— START —

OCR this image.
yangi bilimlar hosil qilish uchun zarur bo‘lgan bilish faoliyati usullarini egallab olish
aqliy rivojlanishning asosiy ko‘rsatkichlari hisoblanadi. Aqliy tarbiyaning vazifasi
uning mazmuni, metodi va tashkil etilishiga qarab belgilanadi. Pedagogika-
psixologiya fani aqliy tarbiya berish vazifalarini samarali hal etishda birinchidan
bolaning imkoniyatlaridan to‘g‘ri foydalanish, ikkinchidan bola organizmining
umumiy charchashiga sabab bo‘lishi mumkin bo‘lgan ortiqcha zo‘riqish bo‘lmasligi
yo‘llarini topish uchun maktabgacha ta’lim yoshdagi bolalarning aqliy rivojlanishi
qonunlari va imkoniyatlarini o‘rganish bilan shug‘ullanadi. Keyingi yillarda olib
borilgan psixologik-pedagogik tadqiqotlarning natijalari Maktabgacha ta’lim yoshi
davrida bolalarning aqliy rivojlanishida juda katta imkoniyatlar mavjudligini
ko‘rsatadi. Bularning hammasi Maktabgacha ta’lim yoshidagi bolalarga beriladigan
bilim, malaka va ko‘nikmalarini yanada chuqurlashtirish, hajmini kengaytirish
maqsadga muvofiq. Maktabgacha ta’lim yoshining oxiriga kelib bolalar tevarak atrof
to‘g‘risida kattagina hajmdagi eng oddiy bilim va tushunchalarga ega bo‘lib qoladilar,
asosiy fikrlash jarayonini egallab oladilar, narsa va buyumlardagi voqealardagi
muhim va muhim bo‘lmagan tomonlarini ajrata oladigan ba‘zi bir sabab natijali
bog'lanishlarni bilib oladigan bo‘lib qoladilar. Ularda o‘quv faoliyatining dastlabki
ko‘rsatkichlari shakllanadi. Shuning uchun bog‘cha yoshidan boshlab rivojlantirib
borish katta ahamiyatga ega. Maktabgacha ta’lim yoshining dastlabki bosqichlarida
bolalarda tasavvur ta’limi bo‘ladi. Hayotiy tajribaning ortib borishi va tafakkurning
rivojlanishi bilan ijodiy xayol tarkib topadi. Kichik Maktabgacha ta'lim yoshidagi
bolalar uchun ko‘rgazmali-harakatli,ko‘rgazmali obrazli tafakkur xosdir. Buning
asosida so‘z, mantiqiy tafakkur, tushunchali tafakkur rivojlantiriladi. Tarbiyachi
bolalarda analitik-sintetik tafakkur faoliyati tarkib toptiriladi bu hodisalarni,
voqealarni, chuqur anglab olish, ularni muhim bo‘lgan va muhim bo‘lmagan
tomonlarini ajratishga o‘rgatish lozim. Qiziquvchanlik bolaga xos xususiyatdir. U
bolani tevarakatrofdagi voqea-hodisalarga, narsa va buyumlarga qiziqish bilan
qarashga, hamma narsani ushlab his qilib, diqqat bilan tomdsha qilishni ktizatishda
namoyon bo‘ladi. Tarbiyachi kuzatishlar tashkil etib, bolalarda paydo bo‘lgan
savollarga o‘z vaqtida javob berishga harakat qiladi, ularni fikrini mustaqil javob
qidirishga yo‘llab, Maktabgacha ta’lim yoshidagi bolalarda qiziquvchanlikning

— END —
— START —

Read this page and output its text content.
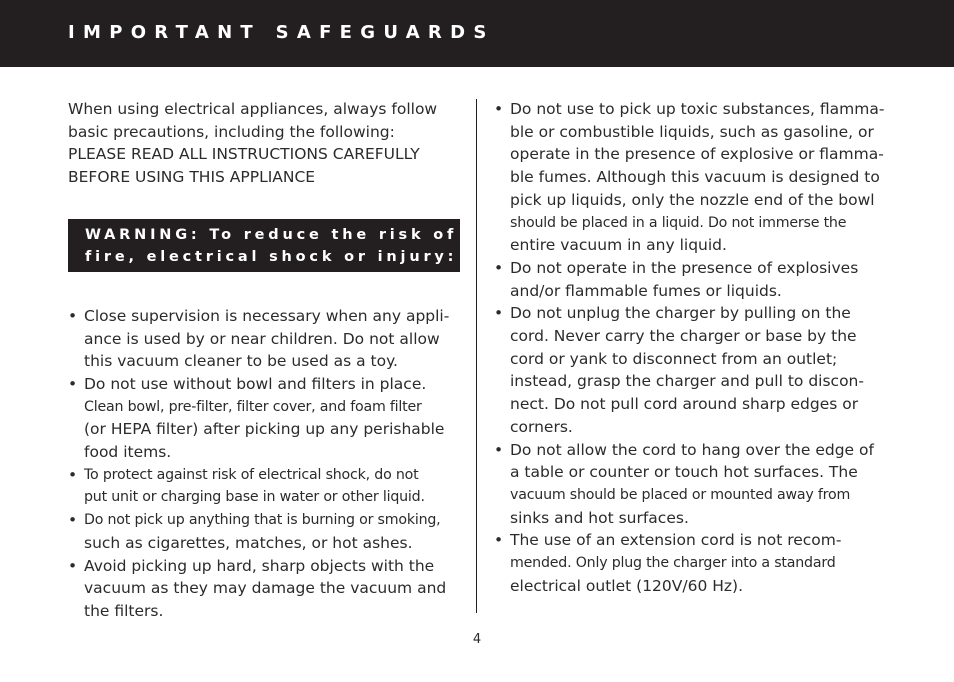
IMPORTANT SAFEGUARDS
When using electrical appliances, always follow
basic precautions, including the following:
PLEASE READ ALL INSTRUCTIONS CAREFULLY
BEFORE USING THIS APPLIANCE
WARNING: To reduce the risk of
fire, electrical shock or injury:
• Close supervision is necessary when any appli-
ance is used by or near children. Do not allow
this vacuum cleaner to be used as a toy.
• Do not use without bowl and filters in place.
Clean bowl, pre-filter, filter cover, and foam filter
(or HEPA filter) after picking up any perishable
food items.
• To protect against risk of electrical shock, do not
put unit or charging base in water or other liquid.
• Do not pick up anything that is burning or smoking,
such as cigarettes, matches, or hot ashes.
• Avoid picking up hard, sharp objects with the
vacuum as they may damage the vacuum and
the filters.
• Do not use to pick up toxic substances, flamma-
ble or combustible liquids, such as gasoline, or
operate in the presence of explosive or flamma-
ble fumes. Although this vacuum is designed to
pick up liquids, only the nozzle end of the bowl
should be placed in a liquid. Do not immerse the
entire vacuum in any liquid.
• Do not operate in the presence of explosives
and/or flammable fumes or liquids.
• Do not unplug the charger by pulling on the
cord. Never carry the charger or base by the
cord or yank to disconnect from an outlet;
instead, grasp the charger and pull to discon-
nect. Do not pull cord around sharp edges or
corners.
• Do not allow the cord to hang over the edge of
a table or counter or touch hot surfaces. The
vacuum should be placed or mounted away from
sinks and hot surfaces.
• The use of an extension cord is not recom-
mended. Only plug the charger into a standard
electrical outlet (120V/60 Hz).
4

— END —

Using the material above, copy every line in which the string "vacuum" occurs.

this vacuum cleaner to be used as a toy.
vacuum as they may damage the vacuum and
ble fumes. Although this vacuum is designed to
entire vacuum in any liquid.
vacuum should be placed or mounted away from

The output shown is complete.